§ **DESCRIPTION OF THE TASK**: Copy the records verbatim from the first line through the line containing "bookmark-icon[interactable]: ▲ xyxy=(539,23,559,41)", with both of those lines included.

[Item position entries]
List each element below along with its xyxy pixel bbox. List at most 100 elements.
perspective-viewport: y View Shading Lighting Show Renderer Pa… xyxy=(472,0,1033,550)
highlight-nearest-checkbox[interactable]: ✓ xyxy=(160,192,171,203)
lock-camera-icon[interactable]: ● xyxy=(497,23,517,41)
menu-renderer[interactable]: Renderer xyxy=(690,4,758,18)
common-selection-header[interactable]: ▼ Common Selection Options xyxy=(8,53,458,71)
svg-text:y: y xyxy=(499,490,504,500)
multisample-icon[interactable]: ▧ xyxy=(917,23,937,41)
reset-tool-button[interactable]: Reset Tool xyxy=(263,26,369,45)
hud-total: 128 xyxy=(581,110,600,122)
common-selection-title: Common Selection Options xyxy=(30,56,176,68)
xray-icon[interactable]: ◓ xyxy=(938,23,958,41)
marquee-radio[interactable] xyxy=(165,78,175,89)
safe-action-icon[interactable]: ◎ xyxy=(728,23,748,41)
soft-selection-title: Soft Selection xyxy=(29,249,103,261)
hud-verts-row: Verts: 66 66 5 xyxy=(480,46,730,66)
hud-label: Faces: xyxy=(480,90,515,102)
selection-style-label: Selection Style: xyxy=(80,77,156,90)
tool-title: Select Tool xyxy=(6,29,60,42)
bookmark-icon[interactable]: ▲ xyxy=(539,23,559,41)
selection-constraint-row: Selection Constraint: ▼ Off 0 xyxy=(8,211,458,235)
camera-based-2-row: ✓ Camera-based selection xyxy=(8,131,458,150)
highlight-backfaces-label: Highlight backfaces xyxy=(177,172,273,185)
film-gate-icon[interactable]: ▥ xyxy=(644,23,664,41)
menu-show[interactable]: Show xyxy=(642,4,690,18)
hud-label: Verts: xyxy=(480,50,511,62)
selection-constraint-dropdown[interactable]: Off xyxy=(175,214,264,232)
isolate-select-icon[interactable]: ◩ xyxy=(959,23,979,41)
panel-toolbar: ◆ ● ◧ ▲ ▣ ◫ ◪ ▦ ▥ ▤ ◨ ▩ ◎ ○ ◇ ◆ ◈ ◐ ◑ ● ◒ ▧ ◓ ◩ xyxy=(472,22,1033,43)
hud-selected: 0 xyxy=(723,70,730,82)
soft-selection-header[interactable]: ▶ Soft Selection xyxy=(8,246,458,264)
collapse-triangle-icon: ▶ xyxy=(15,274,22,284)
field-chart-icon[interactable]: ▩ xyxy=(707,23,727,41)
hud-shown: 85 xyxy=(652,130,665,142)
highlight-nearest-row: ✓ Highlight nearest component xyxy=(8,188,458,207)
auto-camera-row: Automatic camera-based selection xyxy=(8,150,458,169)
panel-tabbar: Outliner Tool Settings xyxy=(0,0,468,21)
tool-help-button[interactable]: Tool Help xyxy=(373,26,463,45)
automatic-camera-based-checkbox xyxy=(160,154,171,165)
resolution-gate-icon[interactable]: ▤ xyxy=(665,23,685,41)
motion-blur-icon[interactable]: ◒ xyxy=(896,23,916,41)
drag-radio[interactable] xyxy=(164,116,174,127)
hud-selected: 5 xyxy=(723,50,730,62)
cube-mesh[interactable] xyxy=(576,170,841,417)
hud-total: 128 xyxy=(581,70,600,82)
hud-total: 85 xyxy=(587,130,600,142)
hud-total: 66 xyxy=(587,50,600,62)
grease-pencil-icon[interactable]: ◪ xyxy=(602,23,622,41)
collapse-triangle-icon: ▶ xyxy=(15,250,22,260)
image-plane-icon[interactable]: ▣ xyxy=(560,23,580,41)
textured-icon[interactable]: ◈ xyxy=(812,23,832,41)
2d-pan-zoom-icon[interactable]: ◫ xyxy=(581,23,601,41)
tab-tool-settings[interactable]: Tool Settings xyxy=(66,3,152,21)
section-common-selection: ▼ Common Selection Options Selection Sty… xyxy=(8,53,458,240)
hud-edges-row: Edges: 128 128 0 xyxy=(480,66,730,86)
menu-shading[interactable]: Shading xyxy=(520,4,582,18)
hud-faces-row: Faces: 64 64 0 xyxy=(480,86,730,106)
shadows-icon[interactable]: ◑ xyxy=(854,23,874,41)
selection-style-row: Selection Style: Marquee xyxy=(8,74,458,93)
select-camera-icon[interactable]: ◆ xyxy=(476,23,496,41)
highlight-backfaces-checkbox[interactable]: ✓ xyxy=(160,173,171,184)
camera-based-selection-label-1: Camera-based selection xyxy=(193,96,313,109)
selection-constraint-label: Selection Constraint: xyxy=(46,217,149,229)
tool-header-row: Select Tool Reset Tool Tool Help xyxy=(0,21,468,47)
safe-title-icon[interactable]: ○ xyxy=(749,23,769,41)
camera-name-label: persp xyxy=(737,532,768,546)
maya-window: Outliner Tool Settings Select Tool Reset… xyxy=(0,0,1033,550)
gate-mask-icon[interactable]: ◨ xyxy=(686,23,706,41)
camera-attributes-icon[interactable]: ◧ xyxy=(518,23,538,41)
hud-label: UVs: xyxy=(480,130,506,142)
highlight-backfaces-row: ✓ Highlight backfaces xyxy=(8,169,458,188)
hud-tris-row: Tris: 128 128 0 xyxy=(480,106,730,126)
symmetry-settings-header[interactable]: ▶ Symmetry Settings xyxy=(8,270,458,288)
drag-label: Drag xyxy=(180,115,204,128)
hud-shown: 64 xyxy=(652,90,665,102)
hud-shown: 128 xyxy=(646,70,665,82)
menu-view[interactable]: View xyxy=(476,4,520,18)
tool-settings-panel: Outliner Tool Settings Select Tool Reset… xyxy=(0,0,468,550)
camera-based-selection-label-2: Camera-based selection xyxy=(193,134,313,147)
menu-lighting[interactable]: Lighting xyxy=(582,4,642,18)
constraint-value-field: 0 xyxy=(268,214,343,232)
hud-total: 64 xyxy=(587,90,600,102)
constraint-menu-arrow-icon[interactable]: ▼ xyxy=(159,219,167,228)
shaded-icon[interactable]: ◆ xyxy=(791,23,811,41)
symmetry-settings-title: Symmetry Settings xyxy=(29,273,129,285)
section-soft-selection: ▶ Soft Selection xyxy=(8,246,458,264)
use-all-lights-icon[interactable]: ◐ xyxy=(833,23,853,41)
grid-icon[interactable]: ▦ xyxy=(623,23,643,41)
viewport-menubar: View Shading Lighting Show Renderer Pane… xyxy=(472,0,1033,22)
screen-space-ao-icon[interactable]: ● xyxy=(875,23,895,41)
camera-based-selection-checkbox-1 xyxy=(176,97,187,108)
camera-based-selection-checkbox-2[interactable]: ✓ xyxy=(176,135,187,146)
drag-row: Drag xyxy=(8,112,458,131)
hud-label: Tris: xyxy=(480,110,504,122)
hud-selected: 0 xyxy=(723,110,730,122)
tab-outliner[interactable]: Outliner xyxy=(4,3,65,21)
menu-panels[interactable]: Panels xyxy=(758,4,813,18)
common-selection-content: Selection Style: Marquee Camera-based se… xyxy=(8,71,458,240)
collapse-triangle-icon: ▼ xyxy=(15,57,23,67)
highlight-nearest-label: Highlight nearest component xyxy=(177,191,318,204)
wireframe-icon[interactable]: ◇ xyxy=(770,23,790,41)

§ **COMPLETE OUTPUT**:
List each element below along with its xyxy pixel bbox. List at most 100 elements.
perspective-viewport: y View Shading Lighting Show Renderer Pa… xyxy=(472,0,1033,550)
highlight-nearest-checkbox[interactable]: ✓ xyxy=(160,192,171,203)
lock-camera-icon[interactable]: ● xyxy=(497,23,517,41)
menu-renderer[interactable]: Renderer xyxy=(690,4,758,18)
common-selection-header[interactable]: ▼ Common Selection Options xyxy=(8,53,458,71)
svg-text:y: y xyxy=(499,490,504,500)
multisample-icon[interactable]: ▧ xyxy=(917,23,937,41)
reset-tool-button[interactable]: Reset Tool xyxy=(263,26,369,45)
hud-total: 128 xyxy=(581,110,600,122)
common-selection-title: Common Selection Options xyxy=(30,56,176,68)
xray-icon[interactable]: ◓ xyxy=(938,23,958,41)
marquee-radio[interactable] xyxy=(165,78,175,89)
safe-action-icon[interactable]: ◎ xyxy=(728,23,748,41)
soft-selection-title: Soft Selection xyxy=(29,249,103,261)
hud-verts-row: Verts: 66 66 5 xyxy=(480,46,730,66)
hud-label: Faces: xyxy=(480,90,515,102)
selection-style-label: Selection Style: xyxy=(80,77,156,90)
tool-title: Select Tool xyxy=(6,29,60,42)
bookmark-icon[interactable]: ▲ xyxy=(539,23,559,41)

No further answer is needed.